**WHAT TO WORK ON:**
Set out each line from the following listing that includes the word "Juillet".

Chart and figure data

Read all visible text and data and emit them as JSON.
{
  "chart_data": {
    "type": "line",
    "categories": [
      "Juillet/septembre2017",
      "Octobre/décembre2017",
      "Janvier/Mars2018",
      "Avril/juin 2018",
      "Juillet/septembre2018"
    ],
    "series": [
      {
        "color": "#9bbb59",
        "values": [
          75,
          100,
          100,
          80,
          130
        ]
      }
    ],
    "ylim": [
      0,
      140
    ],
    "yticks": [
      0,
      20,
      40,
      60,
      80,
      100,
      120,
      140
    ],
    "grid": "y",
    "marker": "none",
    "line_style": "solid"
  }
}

**WRITTEN RESPONSE:**
      "Juillet/septembre2017",
      "Juillet/septembre2018"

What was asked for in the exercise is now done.